HOW TO COMPLETE THIS TASK: Go through the entries below and return every line that contains "color".

[DATA — start]

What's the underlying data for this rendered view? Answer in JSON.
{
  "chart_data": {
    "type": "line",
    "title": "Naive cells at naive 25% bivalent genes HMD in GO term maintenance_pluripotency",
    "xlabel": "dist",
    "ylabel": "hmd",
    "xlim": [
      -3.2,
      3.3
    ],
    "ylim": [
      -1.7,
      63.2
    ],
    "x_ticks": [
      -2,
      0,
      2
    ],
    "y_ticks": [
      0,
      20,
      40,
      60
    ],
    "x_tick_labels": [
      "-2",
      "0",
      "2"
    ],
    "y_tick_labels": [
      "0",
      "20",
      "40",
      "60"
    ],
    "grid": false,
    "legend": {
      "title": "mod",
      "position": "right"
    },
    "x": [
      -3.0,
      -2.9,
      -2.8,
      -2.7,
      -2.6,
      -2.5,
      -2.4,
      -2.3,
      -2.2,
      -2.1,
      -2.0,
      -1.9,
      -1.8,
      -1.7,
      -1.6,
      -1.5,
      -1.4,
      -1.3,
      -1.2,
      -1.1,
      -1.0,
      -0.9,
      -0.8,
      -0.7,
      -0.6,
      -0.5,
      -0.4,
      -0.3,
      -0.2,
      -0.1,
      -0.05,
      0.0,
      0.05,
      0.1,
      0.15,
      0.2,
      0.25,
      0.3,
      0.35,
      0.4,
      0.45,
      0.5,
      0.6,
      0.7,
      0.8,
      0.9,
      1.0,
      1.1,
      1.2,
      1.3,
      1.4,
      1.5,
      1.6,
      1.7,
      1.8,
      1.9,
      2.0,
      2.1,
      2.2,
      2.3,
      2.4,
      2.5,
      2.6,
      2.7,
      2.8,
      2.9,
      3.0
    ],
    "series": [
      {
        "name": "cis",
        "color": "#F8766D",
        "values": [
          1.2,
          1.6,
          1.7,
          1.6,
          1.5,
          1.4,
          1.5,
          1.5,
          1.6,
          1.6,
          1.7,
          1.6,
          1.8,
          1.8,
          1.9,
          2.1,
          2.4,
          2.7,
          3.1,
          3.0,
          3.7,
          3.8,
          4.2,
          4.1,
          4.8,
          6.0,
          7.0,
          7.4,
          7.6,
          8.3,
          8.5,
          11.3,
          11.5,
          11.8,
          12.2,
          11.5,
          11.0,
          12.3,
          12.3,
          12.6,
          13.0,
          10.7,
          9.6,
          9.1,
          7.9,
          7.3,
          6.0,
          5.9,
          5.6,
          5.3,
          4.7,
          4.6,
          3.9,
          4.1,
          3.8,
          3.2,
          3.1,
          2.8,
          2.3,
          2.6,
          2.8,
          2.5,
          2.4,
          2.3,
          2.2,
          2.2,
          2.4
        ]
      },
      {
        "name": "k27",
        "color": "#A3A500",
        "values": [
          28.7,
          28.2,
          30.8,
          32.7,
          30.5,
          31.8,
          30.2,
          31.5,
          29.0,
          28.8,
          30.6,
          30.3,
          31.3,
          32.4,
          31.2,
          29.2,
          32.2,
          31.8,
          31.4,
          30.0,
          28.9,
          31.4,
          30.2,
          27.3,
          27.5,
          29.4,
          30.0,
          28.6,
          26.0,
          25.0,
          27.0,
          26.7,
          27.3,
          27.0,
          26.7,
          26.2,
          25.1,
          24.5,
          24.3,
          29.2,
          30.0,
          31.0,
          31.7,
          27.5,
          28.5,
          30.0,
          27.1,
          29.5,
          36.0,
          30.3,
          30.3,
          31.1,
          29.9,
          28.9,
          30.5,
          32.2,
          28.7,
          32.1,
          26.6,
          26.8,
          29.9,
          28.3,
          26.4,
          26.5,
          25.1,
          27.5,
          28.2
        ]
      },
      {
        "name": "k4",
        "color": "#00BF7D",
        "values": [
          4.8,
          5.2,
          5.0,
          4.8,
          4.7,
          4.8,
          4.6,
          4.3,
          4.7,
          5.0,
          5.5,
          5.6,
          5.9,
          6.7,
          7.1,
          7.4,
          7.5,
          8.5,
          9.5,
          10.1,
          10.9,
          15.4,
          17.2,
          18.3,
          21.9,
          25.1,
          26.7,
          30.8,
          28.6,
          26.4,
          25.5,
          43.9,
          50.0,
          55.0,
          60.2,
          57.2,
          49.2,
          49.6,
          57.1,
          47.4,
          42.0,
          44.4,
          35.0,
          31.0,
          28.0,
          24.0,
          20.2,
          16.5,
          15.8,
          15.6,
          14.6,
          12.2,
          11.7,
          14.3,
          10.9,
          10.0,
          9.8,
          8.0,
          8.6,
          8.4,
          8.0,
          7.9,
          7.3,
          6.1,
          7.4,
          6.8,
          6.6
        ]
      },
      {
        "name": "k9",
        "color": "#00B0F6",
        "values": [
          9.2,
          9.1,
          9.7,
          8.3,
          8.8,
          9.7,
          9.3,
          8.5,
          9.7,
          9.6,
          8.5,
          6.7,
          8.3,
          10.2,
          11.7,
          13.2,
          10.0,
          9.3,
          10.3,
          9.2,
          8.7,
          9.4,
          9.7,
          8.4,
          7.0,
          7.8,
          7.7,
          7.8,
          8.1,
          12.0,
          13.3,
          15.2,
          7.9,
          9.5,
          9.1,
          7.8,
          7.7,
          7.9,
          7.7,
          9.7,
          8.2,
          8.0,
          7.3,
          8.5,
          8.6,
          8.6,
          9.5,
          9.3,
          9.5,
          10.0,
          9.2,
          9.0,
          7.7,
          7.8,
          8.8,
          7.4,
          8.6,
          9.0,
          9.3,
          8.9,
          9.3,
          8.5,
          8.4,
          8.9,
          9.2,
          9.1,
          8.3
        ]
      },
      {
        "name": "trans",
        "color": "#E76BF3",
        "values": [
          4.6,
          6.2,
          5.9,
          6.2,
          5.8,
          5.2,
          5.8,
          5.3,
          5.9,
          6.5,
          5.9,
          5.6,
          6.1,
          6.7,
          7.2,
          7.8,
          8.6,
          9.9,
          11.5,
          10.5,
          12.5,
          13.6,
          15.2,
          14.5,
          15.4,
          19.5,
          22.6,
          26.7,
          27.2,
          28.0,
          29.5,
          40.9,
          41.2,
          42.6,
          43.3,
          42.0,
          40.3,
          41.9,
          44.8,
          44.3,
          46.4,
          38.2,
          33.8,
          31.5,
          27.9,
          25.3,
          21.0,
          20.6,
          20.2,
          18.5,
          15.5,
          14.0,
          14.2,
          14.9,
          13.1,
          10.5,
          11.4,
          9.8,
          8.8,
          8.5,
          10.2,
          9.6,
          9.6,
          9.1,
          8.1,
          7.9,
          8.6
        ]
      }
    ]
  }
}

[DATA — finish]

RESPONSE TO THE TASK:
        "color": "#F8766D",
        "color": "#A3A500",
        "color": "#00BF7D",
        "color": "#00B0F6",
        "color": "#E76BF3",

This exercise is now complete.